EXERCISE INSTRUCTIONS =
Write out the material again word for word, dropping any images it holds.

— BEGIN ENTRIES SHOWN —

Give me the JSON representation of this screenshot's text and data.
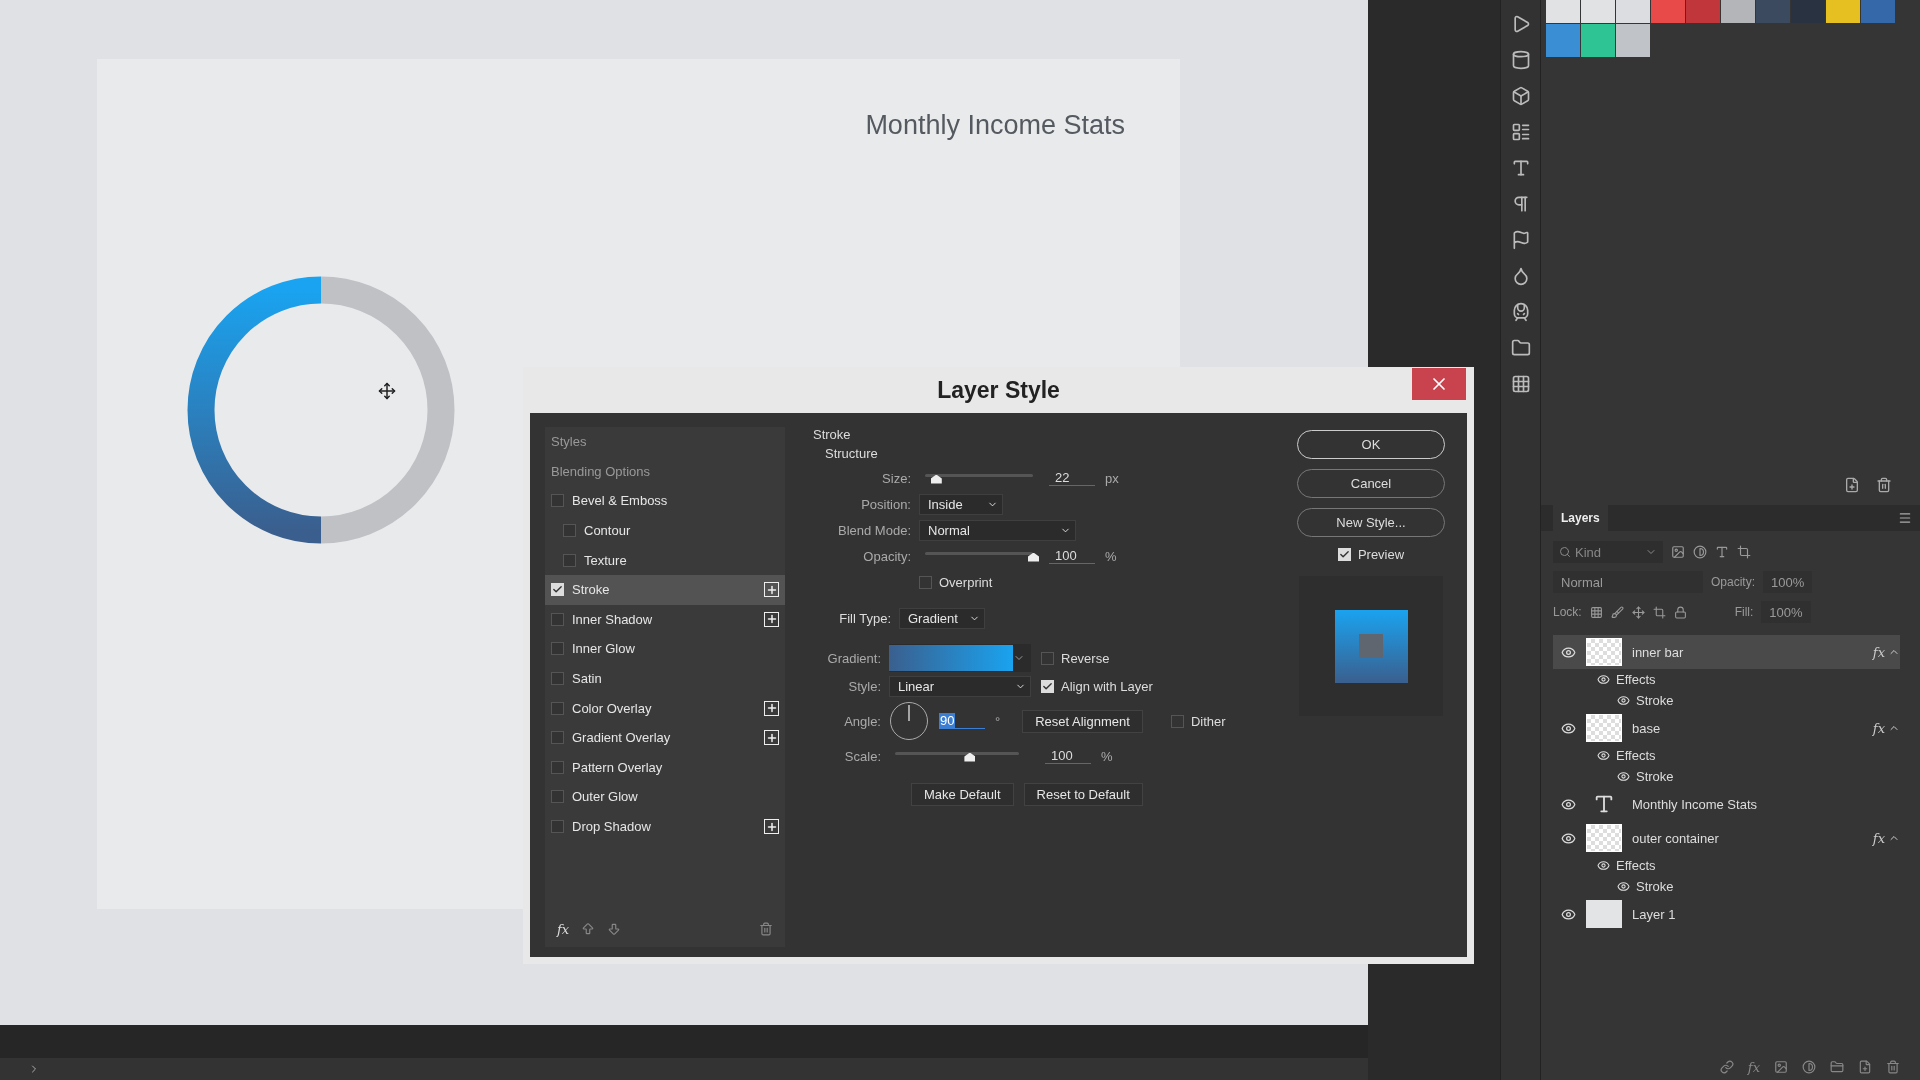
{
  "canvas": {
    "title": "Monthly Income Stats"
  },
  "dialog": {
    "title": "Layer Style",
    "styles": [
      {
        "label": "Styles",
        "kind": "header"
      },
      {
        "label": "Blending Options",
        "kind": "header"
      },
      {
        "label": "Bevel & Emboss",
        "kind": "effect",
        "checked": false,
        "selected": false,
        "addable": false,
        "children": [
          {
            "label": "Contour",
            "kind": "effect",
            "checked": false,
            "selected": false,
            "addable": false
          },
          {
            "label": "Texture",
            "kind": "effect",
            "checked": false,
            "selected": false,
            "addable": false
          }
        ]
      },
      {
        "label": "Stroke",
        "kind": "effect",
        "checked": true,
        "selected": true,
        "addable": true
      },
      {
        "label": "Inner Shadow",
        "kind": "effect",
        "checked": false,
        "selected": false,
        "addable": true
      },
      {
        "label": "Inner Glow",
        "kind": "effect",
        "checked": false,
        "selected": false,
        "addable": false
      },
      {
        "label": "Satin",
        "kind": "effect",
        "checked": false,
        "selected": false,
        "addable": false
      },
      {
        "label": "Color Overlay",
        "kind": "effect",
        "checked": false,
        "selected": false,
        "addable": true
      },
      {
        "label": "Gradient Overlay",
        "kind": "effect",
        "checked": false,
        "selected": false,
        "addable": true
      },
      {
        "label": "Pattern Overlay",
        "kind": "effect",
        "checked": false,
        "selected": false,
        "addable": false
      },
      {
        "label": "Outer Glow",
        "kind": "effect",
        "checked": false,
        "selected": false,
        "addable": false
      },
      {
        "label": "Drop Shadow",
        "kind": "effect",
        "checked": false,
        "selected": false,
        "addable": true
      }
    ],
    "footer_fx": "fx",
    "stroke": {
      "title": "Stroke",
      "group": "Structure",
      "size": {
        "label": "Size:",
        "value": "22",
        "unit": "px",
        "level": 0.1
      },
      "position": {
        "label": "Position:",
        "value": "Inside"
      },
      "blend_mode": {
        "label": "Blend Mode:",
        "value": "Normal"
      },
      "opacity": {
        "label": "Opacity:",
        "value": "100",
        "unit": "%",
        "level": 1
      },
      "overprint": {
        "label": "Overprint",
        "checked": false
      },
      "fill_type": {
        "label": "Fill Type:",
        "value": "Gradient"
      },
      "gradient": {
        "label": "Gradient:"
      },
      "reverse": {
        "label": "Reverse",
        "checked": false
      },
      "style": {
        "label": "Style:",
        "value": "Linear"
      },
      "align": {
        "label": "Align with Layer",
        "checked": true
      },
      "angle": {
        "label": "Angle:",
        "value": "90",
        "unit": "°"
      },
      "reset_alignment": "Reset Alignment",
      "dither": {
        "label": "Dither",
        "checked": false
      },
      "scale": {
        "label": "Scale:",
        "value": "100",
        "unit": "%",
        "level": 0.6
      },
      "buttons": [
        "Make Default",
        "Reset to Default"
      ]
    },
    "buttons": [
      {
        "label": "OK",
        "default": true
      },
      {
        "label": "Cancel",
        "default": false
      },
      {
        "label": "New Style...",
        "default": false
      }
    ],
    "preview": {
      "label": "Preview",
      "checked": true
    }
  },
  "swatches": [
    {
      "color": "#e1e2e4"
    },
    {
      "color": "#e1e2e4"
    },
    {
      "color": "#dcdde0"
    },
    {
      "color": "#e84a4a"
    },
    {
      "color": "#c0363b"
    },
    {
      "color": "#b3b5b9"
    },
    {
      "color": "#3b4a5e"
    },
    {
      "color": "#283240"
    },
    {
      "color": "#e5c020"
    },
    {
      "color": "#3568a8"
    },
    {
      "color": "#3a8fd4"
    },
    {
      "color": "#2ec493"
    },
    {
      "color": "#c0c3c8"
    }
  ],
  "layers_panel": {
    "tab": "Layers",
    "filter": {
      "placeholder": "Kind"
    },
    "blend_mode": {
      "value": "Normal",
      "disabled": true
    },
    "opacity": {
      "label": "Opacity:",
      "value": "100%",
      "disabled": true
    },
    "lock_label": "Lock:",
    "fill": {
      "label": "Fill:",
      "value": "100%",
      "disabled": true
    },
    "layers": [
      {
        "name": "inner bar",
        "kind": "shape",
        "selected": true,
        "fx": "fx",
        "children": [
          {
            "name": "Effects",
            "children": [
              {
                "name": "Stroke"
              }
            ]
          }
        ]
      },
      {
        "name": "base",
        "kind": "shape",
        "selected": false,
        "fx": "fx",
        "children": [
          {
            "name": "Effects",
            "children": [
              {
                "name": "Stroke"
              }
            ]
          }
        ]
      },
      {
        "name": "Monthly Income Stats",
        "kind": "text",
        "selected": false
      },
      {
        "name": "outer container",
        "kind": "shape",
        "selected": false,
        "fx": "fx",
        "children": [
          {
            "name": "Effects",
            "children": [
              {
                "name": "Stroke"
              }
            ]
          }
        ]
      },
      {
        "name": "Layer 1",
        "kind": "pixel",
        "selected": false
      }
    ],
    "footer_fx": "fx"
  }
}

— END ENTRIES SHOWN —

RESPONSE =
Give me the JSON representation of this screenshot's text and data.
{
  "canvas": {
    "title": "Monthly Income Stats"
  },
  "dialog": {
    "title": "Layer Style",
    "styles": [
      {
        "label": "Styles",
        "kind": "header"
      },
      {
        "label": "Blending Options",
        "kind": "header"
      },
      {
        "label": "Bevel & Emboss",
        "kind": "effect",
        "checked": false,
        "selected": false,
        "addable": false,
        "children": [
          {
            "label": "Contour",
            "kind": "effect",
            "checked": false,
            "selected": false,
            "addable": false
          },
          {
            "label": "Texture",
            "kind": "effect",
            "checked": false,
            "selected": false,
            "addable": false
          }
        ]
      },
      {
        "label": "Stroke",
        "kind": "effect",
        "checked": true,
        "selected": true,
        "addable": true
      },
      {
        "label": "Inner Shadow",
        "kind": "effect",
        "checked": false,
        "selected": false,
        "addable": true
      },
      {
        "label": "Inner Glow",
        "kind": "effect",
        "checked": false,
        "selected": false,
        "addable": false
      },
      {
        "label": "Satin",
        "kind": "effect",
        "checked": false,
        "selected": false,
        "addable": false
      },
      {
        "label": "Color Overlay",
        "kind": "effect",
        "checked": false,
        "selected": false,
        "addable": true
      },
      {
        "label": "Gradient Overlay",
        "kind": "effect",
        "checked": false,
        "selected": false,
        "addable": true
      },
      {
        "label": "Pattern Overlay",
        "kind": "effect",
        "checked": false,
        "selected": false,
        "addable": false
      },
      {
        "label": "Outer Glow",
        "kind": "effect",
        "checked": false,
        "selected": false,
        "addable": false
      },
      {
        "label": "Drop Shadow",
        "kind": "effect",
        "checked": false,
        "selected": false,
        "addable": true
      }
    ],
    "footer_fx": "fx",
    "stroke": {
      "title": "Stroke",
      "group": "Structure",
      "size": {
        "label": "Size:",
        "value": "22",
        "unit": "px",
        "level": 0.1
      },
      "position": {
        "label": "Position:",
        "value": "Inside"
      },
      "blend_mode": {
        "label": "Blend Mode:",
        "value": "Normal"
      },
      "opacity": {
        "label": "Opacity:",
        "value": "100",
        "unit": "%",
        "level": 1
      },
      "overprint": {
        "label": "Overprint",
        "checked": false
      },
      "fill_type": {
        "label": "Fill Type:",
        "value": "Gradient"
      },
      "gradient": {
        "label": "Gradient:"
      },
      "reverse": {
        "label": "Reverse",
        "checked": false
      },
      "style": {
        "label": "Style:",
        "value": "Linear"
      },
      "align": {
        "label": "Align with Layer",
        "checked": true
      },
      "angle": {
        "label": "Angle:",
        "value": "90",
        "unit": "°"
      },
      "reset_alignment": "Reset Alignment",
      "dither": {
        "label": "Dither",
        "checked": false
      },
      "scale": {
        "label": "Scale:",
        "value": "100",
        "unit": "%",
        "level": 0.6
      },
      "buttons": [
        "Make Default",
        "Reset to Default"
      ]
    },
    "buttons": [
      {
        "label": "OK",
        "default": true
      },
      {
        "label": "Cancel",
        "default": false
      },
      {
        "label": "New Style...",
        "default": false
      }
    ],
    "preview": {
      "label": "Preview",
      "checked": true
    }
  },
  "swatches": [
    {
      "color": "#e1e2e4"
    },
    {
      "color": "#e1e2e4"
    },
    {
      "color": "#dcdde0"
    },
    {
      "color": "#e84a4a"
    },
    {
      "color": "#c0363b"
    },
    {
      "color": "#b3b5b9"
    },
    {
      "color": "#3b4a5e"
    },
    {
      "color": "#283240"
    },
    {
      "color": "#e5c020"
    },
    {
      "color": "#3568a8"
    },
    {
      "color": "#3a8fd4"
    },
    {
      "color": "#2ec493"
    },
    {
      "color": "#c0c3c8"
    }
  ],
  "layers_panel": {
    "tab": "Layers",
    "filter": {
      "placeholder": "Kind"
    },
    "blend_mode": {
      "value": "Normal",
      "disabled": true
    },
    "opacity": {
      "label": "Opacity:",
      "value": "100%",
      "disabled": true
    },
    "lock_label": "Lock:",
    "fill": {
      "label": "Fill:",
      "value": "100%",
      "disabled": true
    },
    "layers": [
      {
        "name": "inner bar",
        "kind": "shape",
        "selected": true,
        "fx": "fx",
        "children": [
          {
            "name": "Effects",
            "children": [
              {
                "name": "Stroke"
              }
            ]
          }
        ]
      },
      {
        "name": "base",
        "kind": "shape",
        "selected": false,
        "fx": "fx",
        "children": [
          {
            "name": "Effects",
            "children": [
              {
                "name": "Stroke"
              }
            ]
          }
        ]
      },
      {
        "name": "Monthly Income Stats",
        "kind": "text",
        "selected": false
      },
      {
        "name": "outer container",
        "kind": "shape",
        "selected": false,
        "fx": "fx",
        "children": [
          {
            "name": "Effects",
            "children": [
              {
                "name": "Stroke"
              }
            ]
          }
        ]
      },
      {
        "name": "Layer 1",
        "kind": "pixel",
        "selected": false
      }
    ],
    "footer_fx": "fx"
  }
}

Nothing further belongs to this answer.